EXERCISE GOAL =
Can you transcribe the data exactly? Leave the pictures out.

ENTRIES SUPPLIED =
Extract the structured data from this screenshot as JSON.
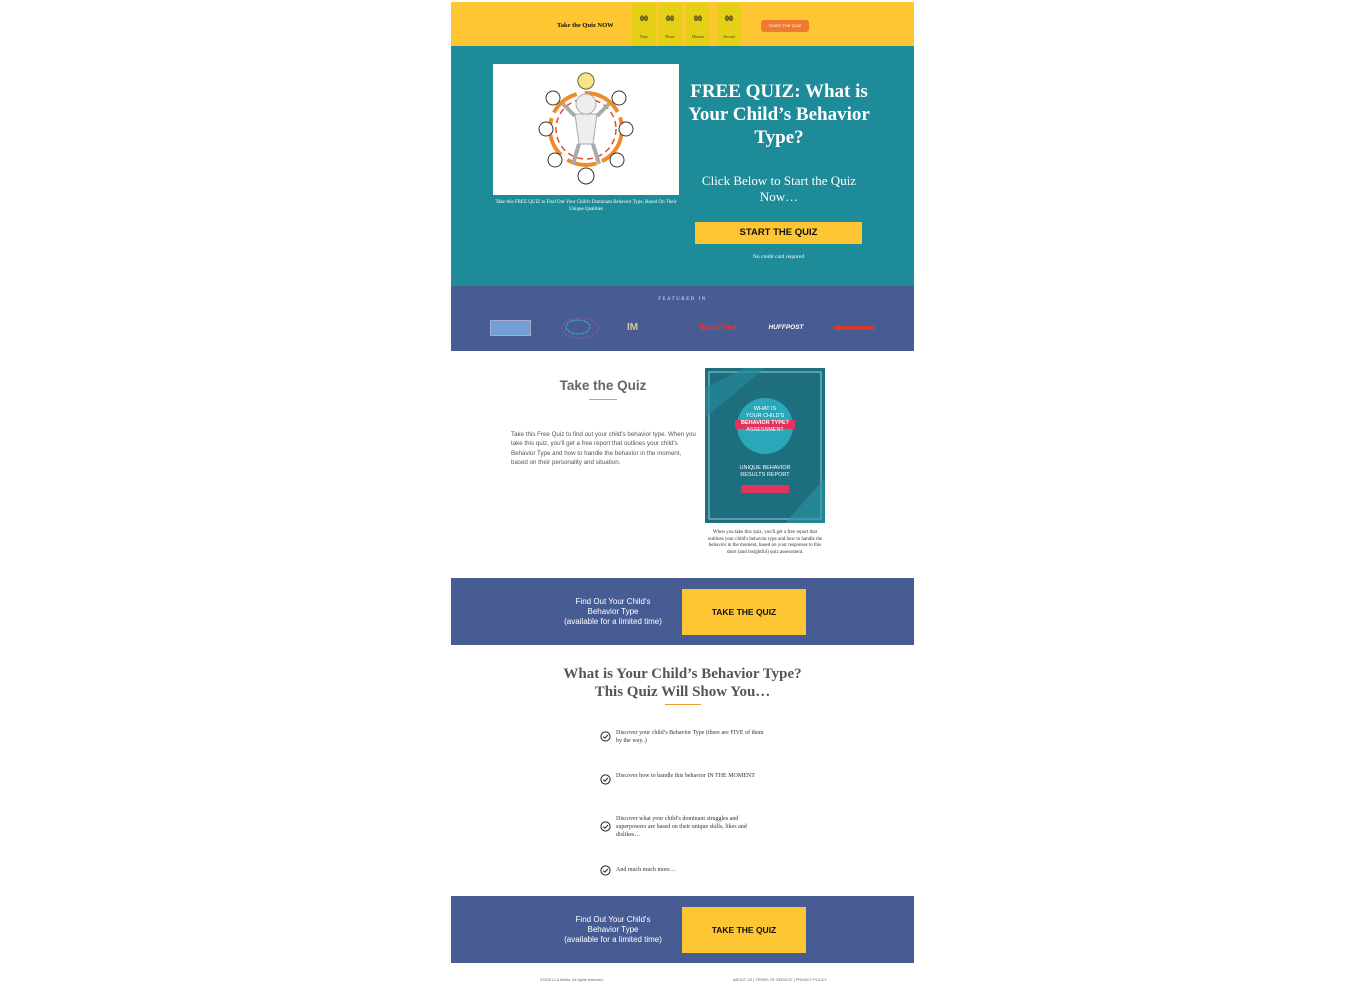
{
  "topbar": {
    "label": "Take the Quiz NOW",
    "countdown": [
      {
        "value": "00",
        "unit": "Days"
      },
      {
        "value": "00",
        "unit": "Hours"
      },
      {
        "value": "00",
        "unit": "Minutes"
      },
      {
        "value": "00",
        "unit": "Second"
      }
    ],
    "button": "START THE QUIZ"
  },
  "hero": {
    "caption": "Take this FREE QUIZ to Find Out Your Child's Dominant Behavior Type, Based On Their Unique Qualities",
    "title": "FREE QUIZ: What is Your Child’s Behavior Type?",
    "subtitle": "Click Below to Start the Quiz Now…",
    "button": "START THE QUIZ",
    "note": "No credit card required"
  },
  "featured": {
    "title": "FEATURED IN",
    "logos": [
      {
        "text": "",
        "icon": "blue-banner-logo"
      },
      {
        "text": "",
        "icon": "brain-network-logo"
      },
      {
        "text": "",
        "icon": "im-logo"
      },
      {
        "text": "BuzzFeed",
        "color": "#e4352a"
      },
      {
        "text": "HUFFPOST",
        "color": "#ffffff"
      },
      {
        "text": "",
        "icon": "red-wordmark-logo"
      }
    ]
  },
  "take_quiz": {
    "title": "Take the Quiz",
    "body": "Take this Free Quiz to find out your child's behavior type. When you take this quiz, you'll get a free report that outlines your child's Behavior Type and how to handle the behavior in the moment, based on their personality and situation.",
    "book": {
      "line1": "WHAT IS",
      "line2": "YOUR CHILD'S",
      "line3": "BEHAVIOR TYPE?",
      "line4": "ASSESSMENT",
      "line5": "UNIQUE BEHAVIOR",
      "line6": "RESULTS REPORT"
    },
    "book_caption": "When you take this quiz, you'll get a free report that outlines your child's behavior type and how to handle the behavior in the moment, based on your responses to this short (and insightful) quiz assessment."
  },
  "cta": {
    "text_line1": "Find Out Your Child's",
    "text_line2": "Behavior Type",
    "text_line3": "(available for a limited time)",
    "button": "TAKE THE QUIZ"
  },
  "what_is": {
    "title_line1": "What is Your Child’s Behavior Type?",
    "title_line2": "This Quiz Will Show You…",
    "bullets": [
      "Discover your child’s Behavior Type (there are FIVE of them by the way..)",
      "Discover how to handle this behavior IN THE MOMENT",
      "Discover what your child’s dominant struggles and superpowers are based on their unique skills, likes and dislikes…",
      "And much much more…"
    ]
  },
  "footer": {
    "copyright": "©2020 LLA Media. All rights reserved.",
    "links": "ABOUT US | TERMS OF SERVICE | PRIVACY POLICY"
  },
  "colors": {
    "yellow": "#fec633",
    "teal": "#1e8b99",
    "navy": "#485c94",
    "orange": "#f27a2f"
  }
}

RESPONSE TO THIS EXERCISE =
Extract the structured data from this screenshot as JSON.
{
  "topbar": {
    "label": "Take the Quiz NOW",
    "countdown": [
      {
        "value": "00",
        "unit": "Days"
      },
      {
        "value": "00",
        "unit": "Hours"
      },
      {
        "value": "00",
        "unit": "Minutes"
      },
      {
        "value": "00",
        "unit": "Second"
      }
    ],
    "button": "START THE QUIZ"
  },
  "hero": {
    "caption": "Take this FREE QUIZ to Find Out Your Child's Dominant Behavior Type, Based On Their Unique Qualities",
    "title": "FREE QUIZ: What is Your Child’s Behavior Type?",
    "subtitle": "Click Below to Start the Quiz Now…",
    "button": "START THE QUIZ",
    "note": "No credit card required"
  },
  "featured": {
    "title": "FEATURED IN",
    "logos": [
      {
        "text": "",
        "icon": "blue-banner-logo"
      },
      {
        "text": "",
        "icon": "brain-network-logo"
      },
      {
        "text": "",
        "icon": "im-logo"
      },
      {
        "text": "BuzzFeed",
        "color": "#e4352a"
      },
      {
        "text": "HUFFPOST",
        "color": "#ffffff"
      },
      {
        "text": "",
        "icon": "red-wordmark-logo"
      }
    ]
  },
  "take_quiz": {
    "title": "Take the Quiz",
    "body": "Take this Free Quiz to find out your child's behavior type. When you take this quiz, you'll get a free report that outlines your child's Behavior Type and how to handle the behavior in the moment, based on their personality and situation.",
    "book": {
      "line1": "WHAT IS",
      "line2": "YOUR CHILD'S",
      "line3": "BEHAVIOR TYPE?",
      "line4": "ASSESSMENT",
      "line5": "UNIQUE BEHAVIOR",
      "line6": "RESULTS REPORT"
    },
    "book_caption": "When you take this quiz, you'll get a free report that outlines your child's behavior type and how to handle the behavior in the moment, based on your responses to this short (and insightful) quiz assessment."
  },
  "cta": {
    "text_line1": "Find Out Your Child's",
    "text_line2": "Behavior Type",
    "text_line3": "(available for a limited time)",
    "button": "TAKE THE QUIZ"
  },
  "what_is": {
    "title_line1": "What is Your Child’s Behavior Type?",
    "title_line2": "This Quiz Will Show You…",
    "bullets": [
      "Discover your child’s Behavior Type (there are FIVE of them by the way..)",
      "Discover how to handle this behavior IN THE MOMENT",
      "Discover what your child’s dominant struggles and superpowers are based on their unique skills, likes and dislikes…",
      "And much much more…"
    ]
  },
  "footer": {
    "copyright": "©2020 LLA Media. All rights reserved.",
    "links": "ABOUT US | TERMS OF SERVICE | PRIVACY POLICY"
  },
  "colors": {
    "yellow": "#fec633",
    "teal": "#1e8b99",
    "navy": "#485c94",
    "orange": "#f27a2f"
  }
}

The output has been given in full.